→ What needs to be done:
Exactly as they appear, output all of the entries.

Some records:
- - -
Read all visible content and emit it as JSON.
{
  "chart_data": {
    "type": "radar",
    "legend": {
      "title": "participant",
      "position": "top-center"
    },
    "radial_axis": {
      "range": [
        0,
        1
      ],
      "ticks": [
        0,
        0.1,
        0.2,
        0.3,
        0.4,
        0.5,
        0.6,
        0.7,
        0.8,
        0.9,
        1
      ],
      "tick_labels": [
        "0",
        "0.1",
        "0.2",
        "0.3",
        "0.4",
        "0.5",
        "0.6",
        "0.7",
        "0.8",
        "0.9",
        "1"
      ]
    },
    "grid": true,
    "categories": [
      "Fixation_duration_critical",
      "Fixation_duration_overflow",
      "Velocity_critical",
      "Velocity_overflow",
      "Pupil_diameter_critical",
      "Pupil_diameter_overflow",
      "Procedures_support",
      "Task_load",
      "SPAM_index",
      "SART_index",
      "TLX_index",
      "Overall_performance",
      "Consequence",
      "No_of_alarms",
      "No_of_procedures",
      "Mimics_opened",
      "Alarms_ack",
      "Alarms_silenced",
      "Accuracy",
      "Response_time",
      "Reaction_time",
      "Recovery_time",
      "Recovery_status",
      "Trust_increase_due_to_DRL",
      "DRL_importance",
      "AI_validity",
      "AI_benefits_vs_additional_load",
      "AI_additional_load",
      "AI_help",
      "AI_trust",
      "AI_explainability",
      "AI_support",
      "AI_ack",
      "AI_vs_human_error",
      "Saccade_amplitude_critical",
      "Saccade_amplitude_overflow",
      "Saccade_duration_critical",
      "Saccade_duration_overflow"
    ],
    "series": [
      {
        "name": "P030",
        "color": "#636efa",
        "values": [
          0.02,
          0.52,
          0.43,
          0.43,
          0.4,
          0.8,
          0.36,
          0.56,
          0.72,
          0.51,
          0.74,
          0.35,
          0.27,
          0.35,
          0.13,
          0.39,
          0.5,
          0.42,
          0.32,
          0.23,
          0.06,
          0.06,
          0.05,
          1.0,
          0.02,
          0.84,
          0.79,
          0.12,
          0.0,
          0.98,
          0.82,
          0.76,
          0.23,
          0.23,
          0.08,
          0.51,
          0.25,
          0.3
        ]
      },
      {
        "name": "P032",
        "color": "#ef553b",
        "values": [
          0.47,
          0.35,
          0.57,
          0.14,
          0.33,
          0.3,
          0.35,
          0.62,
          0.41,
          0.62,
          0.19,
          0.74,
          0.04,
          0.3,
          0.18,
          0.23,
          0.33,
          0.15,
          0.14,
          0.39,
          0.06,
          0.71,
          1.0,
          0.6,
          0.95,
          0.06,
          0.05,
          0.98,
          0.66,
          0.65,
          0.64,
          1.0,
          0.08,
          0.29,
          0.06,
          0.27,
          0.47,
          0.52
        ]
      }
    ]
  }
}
- - -
→ Task answer:
Read all visible content and emit it as JSON.
{
  "chart_data": {
    "type": "radar",
    "legend": {
      "title": "participant",
      "position": "top-center"
    },
    "radial_axis": {
      "range": [
        0,
        1
      ],
      "ticks": [
        0,
        0.1,
        0.2,
        0.3,
        0.4,
        0.5,
        0.6,
        0.7,
        0.8,
        0.9,
        1
      ],
      "tick_labels": [
        "0",
        "0.1",
        "0.2",
        "0.3",
        "0.4",
        "0.5",
        "0.6",
        "0.7",
        "0.8",
        "0.9",
        "1"
      ]
    },
    "grid": true,
    "categories": [
      "Fixation_duration_critical",
      "Fixation_duration_overflow",
      "Velocity_critical",
      "Velocity_overflow",
      "Pupil_diameter_critical",
      "Pupil_diameter_overflow",
      "Procedures_support",
      "Task_load",
      "SPAM_index",
      "SART_index",
      "TLX_index",
      "Overall_performance",
      "Consequence",
      "No_of_alarms",
      "No_of_procedures",
      "Mimics_opened",
      "Alarms_ack",
      "Alarms_silenced",
      "Accuracy",
      "Response_time",
      "Reaction_time",
      "Recovery_time",
      "Recovery_status",
      "Trust_increase_due_to_DRL",
      "DRL_importance",
      "AI_validity",
      "AI_benefits_vs_additional_load",
      "AI_additional_load",
      "AI_help",
      "AI_trust",
      "AI_explainability",
      "AI_support",
      "AI_ack",
      "AI_vs_human_error",
      "Saccade_amplitude_critical",
      "Saccade_amplitude_overflow",
      "Saccade_duration_critical",
      "Saccade_duration_overflow"
    ],
    "series": [
      {
        "name": "P030",
        "color": "#636efa",
        "values": [
          0.02,
          0.52,
          0.43,
          0.43,
          0.4,
          0.8,
          0.36,
          0.56,
          0.72,
          0.51,
          0.74,
          0.35,
          0.27,
          0.35,
          0.13,
          0.39,
          0.5,
          0.42,
          0.32,
          0.23,
          0.06,
          0.06,
          0.05,
          1.0,
          0.02,
          0.84,
          0.79,
          0.12,
          0.0,
          0.98,
          0.82,
          0.76,
          0.23,
          0.23,
          0.08,
          0.51,
          0.25,
          0.3
        ]
      },
      {
        "name": "P032",
        "color": "#ef553b",
        "values": [
          0.47,
          0.35,
          0.57,
          0.14,
          0.33,
          0.3,
          0.35,
          0.62,
          0.41,
          0.62,
          0.19,
          0.74,
          0.04,
          0.3,
          0.18,
          0.23,
          0.33,
          0.15,
          0.14,
          0.39,
          0.06,
          0.71,
          1.0,
          0.6,
          0.95,
          0.06,
          0.05,
          0.98,
          0.66,
          0.65,
          0.64,
          1.0,
          0.08,
          0.29,
          0.06,
          0.27,
          0.47,
          0.52
        ]
      }
    ]
  }
}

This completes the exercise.